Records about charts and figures
---

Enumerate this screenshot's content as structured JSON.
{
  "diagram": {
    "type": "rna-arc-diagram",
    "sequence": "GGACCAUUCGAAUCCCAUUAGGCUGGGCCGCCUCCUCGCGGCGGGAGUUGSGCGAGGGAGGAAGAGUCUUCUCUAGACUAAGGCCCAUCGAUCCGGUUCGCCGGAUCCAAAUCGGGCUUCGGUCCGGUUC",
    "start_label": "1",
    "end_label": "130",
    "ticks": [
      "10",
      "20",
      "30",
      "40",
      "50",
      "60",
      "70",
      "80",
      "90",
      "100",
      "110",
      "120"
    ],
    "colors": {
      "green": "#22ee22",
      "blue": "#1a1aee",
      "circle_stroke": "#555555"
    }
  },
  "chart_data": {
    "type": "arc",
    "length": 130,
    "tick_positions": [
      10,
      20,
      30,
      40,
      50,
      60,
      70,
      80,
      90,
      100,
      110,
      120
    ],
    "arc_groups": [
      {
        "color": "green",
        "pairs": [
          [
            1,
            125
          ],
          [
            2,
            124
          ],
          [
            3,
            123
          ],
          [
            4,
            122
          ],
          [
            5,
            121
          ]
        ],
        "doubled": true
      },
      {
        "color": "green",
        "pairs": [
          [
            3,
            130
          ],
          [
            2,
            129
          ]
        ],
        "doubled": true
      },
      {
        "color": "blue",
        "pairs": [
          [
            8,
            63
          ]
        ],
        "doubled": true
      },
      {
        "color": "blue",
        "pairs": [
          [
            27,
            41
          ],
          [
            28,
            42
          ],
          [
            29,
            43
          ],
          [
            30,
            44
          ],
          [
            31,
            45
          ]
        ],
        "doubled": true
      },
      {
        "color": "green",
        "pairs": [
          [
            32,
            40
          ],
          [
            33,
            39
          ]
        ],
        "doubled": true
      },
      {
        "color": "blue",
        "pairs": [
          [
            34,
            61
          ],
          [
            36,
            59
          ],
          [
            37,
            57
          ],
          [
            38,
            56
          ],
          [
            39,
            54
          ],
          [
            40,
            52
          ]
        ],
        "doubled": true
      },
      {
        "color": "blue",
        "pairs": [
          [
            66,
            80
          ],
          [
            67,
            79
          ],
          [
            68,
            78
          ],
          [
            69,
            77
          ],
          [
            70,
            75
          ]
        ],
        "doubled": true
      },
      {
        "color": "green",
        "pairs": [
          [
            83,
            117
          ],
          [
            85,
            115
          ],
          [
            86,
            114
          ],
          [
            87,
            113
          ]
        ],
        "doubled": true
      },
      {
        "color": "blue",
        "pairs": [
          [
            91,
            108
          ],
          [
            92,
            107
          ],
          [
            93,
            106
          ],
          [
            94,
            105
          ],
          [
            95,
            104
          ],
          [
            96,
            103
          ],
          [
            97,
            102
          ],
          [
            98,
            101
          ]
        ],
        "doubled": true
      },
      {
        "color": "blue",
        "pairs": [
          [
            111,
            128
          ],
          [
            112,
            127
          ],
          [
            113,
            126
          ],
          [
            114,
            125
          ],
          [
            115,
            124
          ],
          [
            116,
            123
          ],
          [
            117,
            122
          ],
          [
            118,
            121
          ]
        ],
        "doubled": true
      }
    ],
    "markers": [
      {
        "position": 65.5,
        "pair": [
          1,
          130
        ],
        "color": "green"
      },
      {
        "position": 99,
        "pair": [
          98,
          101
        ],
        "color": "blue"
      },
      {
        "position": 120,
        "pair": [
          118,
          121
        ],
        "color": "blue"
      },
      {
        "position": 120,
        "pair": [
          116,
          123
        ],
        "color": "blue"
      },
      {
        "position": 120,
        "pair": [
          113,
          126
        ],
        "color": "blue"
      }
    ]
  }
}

---

- WRITTEN PROBLEM -
Your task is to repeat the data exactly, with nothing left out.

- COMPLETE RESPONSE -
Enumerate this screenshot's content as structured JSON.
{
  "diagram": {
    "type": "rna-arc-diagram",
    "sequence": "GGACCAUUCGAAUCCCAUUAGGCUGGGCCGCCUCCUCGCGGCGGGAGUUGSGCGAGGGAGGAAGAGUCUUCUCUAGACUAAGGCCCAUCGAUCCGGUUCGCCGGAUCCAAAUCGGGCUUCGGUCCGGUUC",
    "start_label": "1",
    "end_label": "130",
    "ticks": [
      "10",
      "20",
      "30",
      "40",
      "50",
      "60",
      "70",
      "80",
      "90",
      "100",
      "110",
      "120"
    ],
    "colors": {
      "green": "#22ee22",
      "blue": "#1a1aee",
      "circle_stroke": "#555555"
    }
  },
  "chart_data": {
    "type": "arc",
    "length": 130,
    "tick_positions": [
      10,
      20,
      30,
      40,
      50,
      60,
      70,
      80,
      90,
      100,
      110,
      120
    ],
    "arc_groups": [
      {
        "color": "green",
        "pairs": [
          [
            1,
            125
          ],
          [
            2,
            124
          ],
          [
            3,
            123
          ],
          [
            4,
            122
          ],
          [
            5,
            121
          ]
        ],
        "doubled": true
      },
      {
        "color": "green",
        "pairs": [
          [
            3,
            130
          ],
          [
            2,
            129
          ]
        ],
        "doubled": true
      },
      {
        "color": "blue",
        "pairs": [
          [
            8,
            63
          ]
        ],
        "doubled": true
      },
      {
        "color": "blue",
        "pairs": [
          [
            27,
            41
          ],
          [
            28,
            42
          ],
          [
            29,
            43
          ],
          [
            30,
            44
          ],
          [
            31,
            45
          ]
        ],
        "doubled": true
      },
      {
        "color": "green",
        "pairs": [
          [
            32,
            40
          ],
          [
            33,
            39
          ]
        ],
        "doubled": true
      },
      {
        "color": "blue",
        "pairs": [
          [
            34,
            61
          ],
          [
            36,
            59
          ],
          [
            37,
            57
          ],
          [
            38,
            56
          ],
          [
            39,
            54
          ],
          [
            40,
            52
          ]
        ],
        "doubled": true
      },
      {
        "color": "blue",
        "pairs": [
          [
            66,
            80
          ],
          [
            67,
            79
          ],
          [
            68,
            78
          ],
          [
            69,
            77
          ],
          [
            70,
            75
          ]
        ],
        "doubled": true
      },
      {
        "color": "green",
        "pairs": [
          [
            83,
            117
          ],
          [
            85,
            115
          ],
          [
            86,
            114
          ],
          [
            87,
            113
          ]
        ],
        "doubled": true
      },
      {
        "color": "blue",
        "pairs": [
          [
            91,
            108
          ],
          [
            92,
            107
          ],
          [
            93,
            106
          ],
          [
            94,
            105
          ],
          [
            95,
            104
          ],
          [
            96,
            103
          ],
          [
            97,
            102
          ],
          [
            98,
            101
          ]
        ],
        "doubled": true
      },
      {
        "color": "blue",
        "pairs": [
          [
            111,
            128
          ],
          [
            112,
            127
          ],
          [
            113,
            126
          ],
          [
            114,
            125
          ],
          [
            115,
            124
          ],
          [
            116,
            123
          ],
          [
            117,
            122
          ],
          [
            118,
            121
          ]
        ],
        "doubled": true
      }
    ],
    "markers": [
      {
        "position": 65.5,
        "pair": [
          1,
          130
        ],
        "color": "green"
      },
      {
        "position": 99,
        "pair": [
          98,
          101
        ],
        "color": "blue"
      },
      {
        "position": 120,
        "pair": [
          118,
          121
        ],
        "color": "blue"
      },
      {
        "position": 120,
        "pair": [
          116,
          123
        ],
        "color": "blue"
      },
      {
        "position": 120,
        "pair": [
          113,
          126
        ],
        "color": "blue"
      }
    ]
  }
}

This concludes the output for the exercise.